#### TEXT EXTRACT
[caiman-discuss] derived profiles requirements

sanjay nadkarni (Laptop) Fri, 08 May 2009 23:16:12 -0600

Mike,
    A few more questions.  How many jumpstart servers do you have ?  How 
long does/would it take to setup a server that meet your current 
requirements.   Is the ability to capture and replicate your jumpstart 
server setup important/interesting ?


-Sanjay


Mike Gerdts wrote:
> On Fri, May 8, 2009 at 9:20 AM, Sarah Jelinek <Sarah.Jelinek at sun.com> 
> wrote:
>   
>> Hi Mike,
>>
>> Thank you for this data! I do have some comments inline..
>>     
>>> I noticed in the AI Client Redesign Meeting Notes[1]:
>>>
>>> Then there was a discussion about Derived Profiles. The outcome was
>>> to gather requirements around the following:
>>>
>>> | - What does deriving mean? That is, what aspects of the profile may
>>> |   be derived? What problems are we trying to solve here?

#### MATERIAL

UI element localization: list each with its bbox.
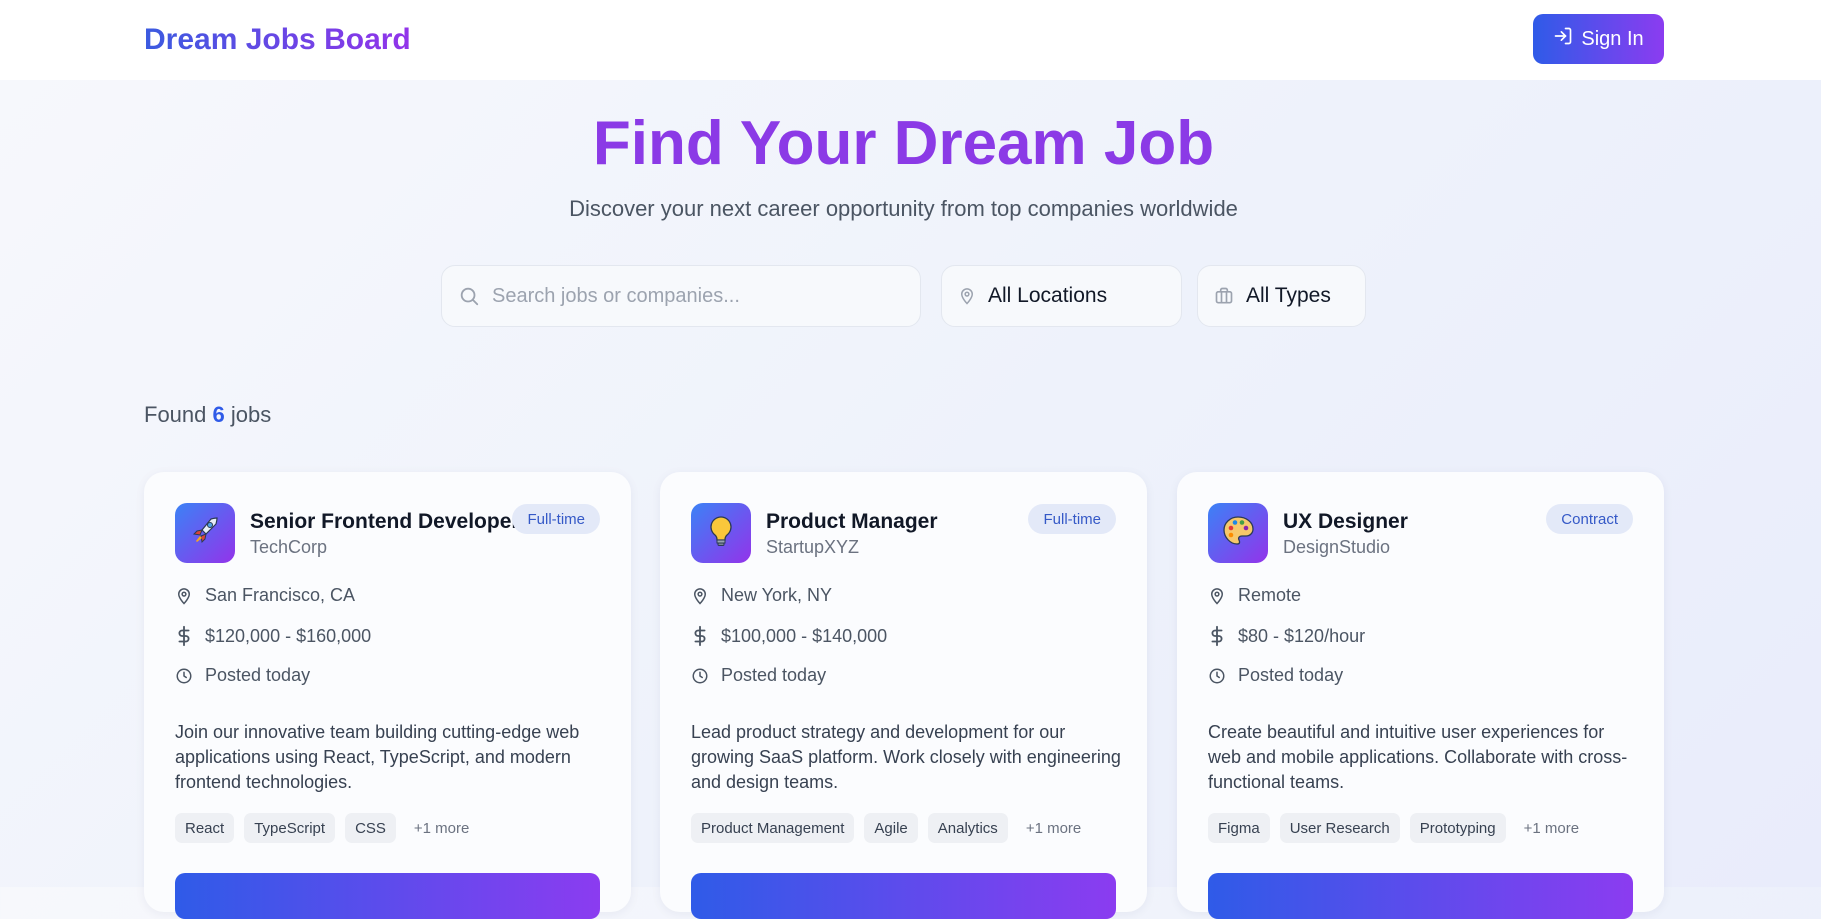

#### WHAT THE TASK REQUIRES
From the derived profiles thread, reproduce verbatim the part that opens with the words containing "sanjay nadkarni (Laptop)" and closes with "setup important/interesting ?".

#### EXERCISE RESULT
sanjay nadkarni (Laptop) Fri, 08 May 2009 23:16:12 -0600

Mike,
    A few more questions.  How many jumpstart servers do you have ?  How 
long does/would it take to setup a server that meet your current 
requirements.   Is the ability to capture and replicate your jumpstart 
server setup important/interesting ?